> SET EXERCISE
Return the interview excerpt about DVP and its Black Entrepreneurs series word for word, in full.

> DOCUMENT EXTRACT
· · · · · · ·

AF: DVP was Co-Founded by Sonny Digital and Ryan Rapaport in 2019, as well as myself. In laments terms we are a portfolio company that’s creating an ecosystem for minority brands, companies, and private equity to come into the legal cannabis industry with favorable terms and gain access to cannabis equity. We’re in the process of announcing two new partnerships soon, both with Ex-NBA stars, but we can’t divulge quite yet.

LW: Tell me about the Black Entrepreneurs series that DVP is working on.
AF: So as one of the young black executives navigating the space in 2019, I came into great relationships with prominent people who’ve been immensely successful. These people range from heads of $700M Venture Capital firms to black founders my age who’ve successfully sold millions of dollars in revenue for black-owned products. Realizing how much this information was helping me, DVP decided to just ask these people to repeat our conversation for those not fortunate enough to be quite where we are yet. One we did that I’m proud of was with Nicolle Callier, she’s an accomplished Journalist whose produced content for nearly all of the large publishers in the space. There was a lack of relevant information for black people, and we are going to do our part in fixing that this year.

· · · · · · ·

> SUPPLIED ENTRIES
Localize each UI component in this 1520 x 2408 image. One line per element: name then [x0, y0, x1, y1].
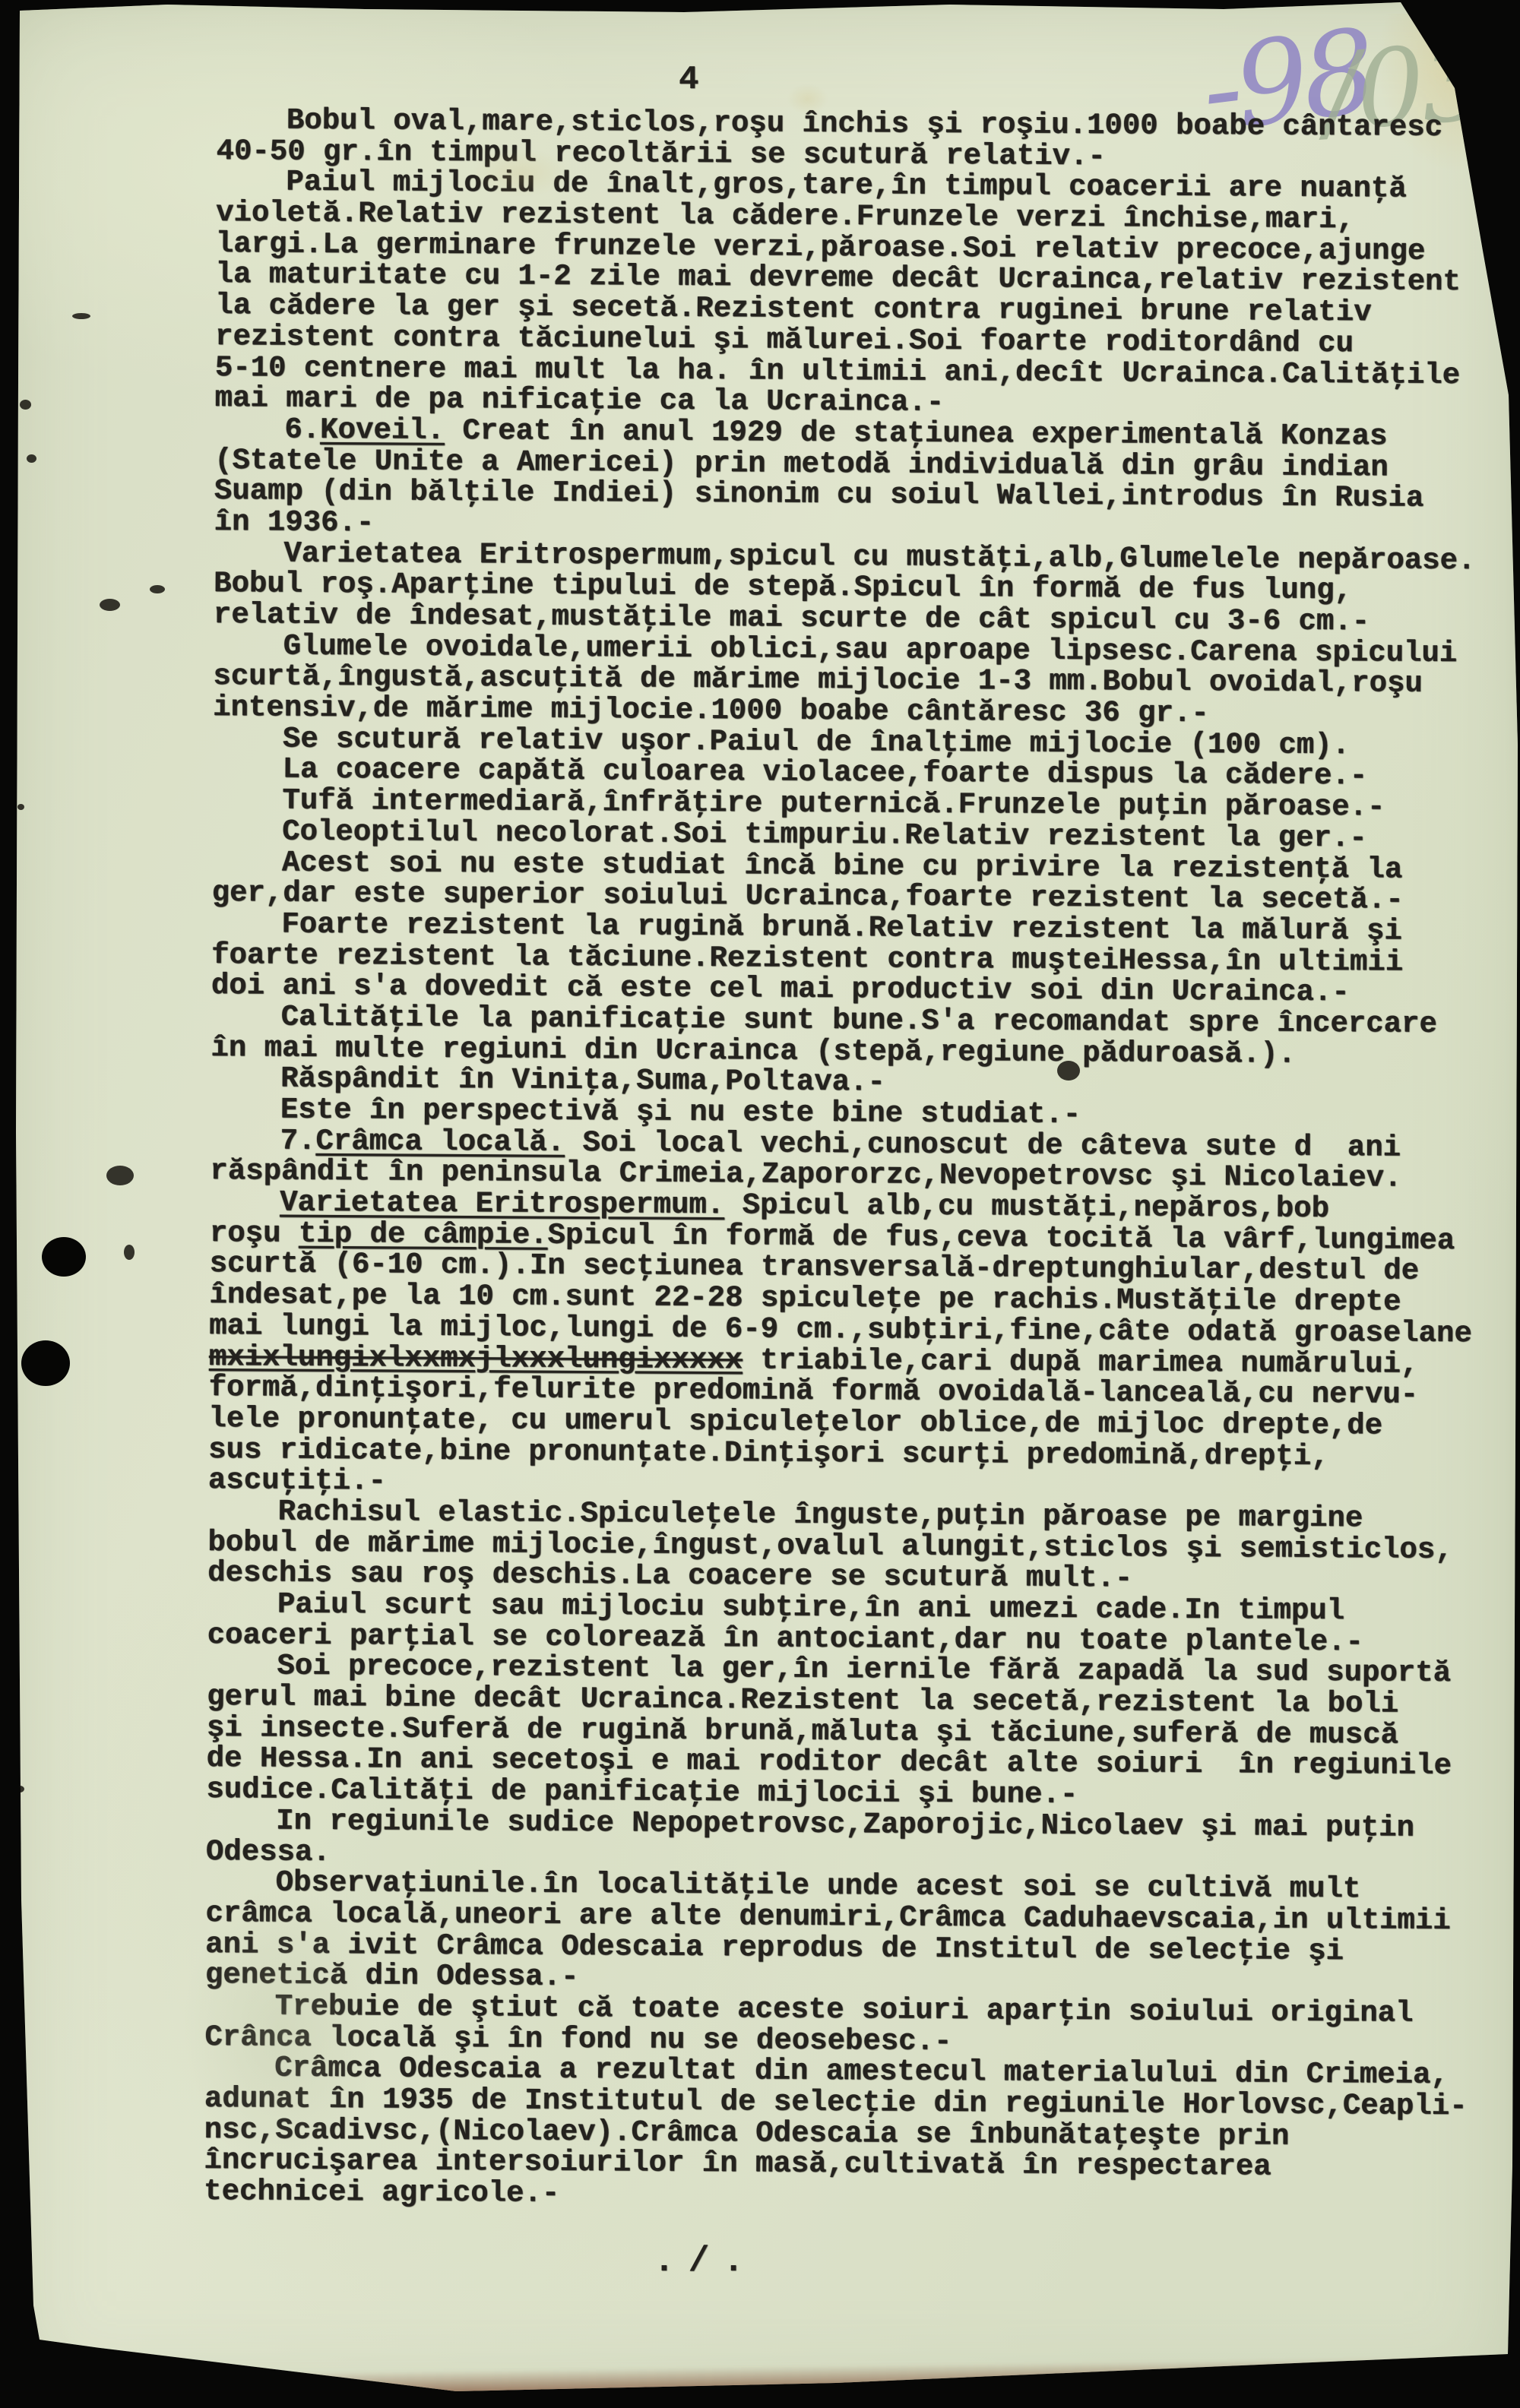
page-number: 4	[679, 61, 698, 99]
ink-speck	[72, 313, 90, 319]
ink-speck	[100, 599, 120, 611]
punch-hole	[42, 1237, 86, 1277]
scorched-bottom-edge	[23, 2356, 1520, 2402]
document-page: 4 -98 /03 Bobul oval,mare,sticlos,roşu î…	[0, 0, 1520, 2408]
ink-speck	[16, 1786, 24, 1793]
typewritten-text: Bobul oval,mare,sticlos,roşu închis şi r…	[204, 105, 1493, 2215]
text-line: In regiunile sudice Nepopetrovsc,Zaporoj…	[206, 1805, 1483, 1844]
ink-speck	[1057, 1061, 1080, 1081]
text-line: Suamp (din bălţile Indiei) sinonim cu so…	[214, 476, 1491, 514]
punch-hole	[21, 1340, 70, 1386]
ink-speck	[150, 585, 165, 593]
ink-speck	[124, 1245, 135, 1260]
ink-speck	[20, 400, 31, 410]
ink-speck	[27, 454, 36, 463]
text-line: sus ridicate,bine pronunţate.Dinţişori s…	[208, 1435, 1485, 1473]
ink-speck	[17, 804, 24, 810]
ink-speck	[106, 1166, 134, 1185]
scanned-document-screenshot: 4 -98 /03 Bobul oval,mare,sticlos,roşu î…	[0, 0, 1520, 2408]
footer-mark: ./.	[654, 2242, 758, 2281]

· · · · · · ·

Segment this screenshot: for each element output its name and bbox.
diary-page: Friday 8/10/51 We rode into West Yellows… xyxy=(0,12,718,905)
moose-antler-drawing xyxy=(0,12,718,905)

· · · · · · ·

> PROBLEM SOLUTION
AF: DVP was Co-Founded by Sonny Digital and Ryan Rapaport in 2019, as well as myself. In laments terms we are a portfolio company that’s creating an ecosystem for minority brands, companies, and private equity to come into the legal cannabis industry with favorable terms and gain access to cannabis equity. We’re in the process of announcing two new partnerships soon, both with Ex-NBA stars, but we can’t divulge quite yet.

LW: Tell me about the Black Entrepreneurs series that DVP is working on.
AF: So as one of the young black executives navigating the space in 2019, I came into great relationships with prominent people who’ve been immensely successful. These people range from heads of $700M Venture Capital firms to black founders my age who’ve successfully sold millions of dollars in revenue for black-owned products. Realizing how much this information was helping me, DVP decided to just ask these people to repeat our conversation for those not fortunate enough to be quite where we are yet. One we did that I’m proud of was with Nicolle Callier, she’s an accomplished Journalist whose produced content for nearly all of the large publishers in the space. There was a lack of relevant information for black people, and we are going to do our part in fixing that this year.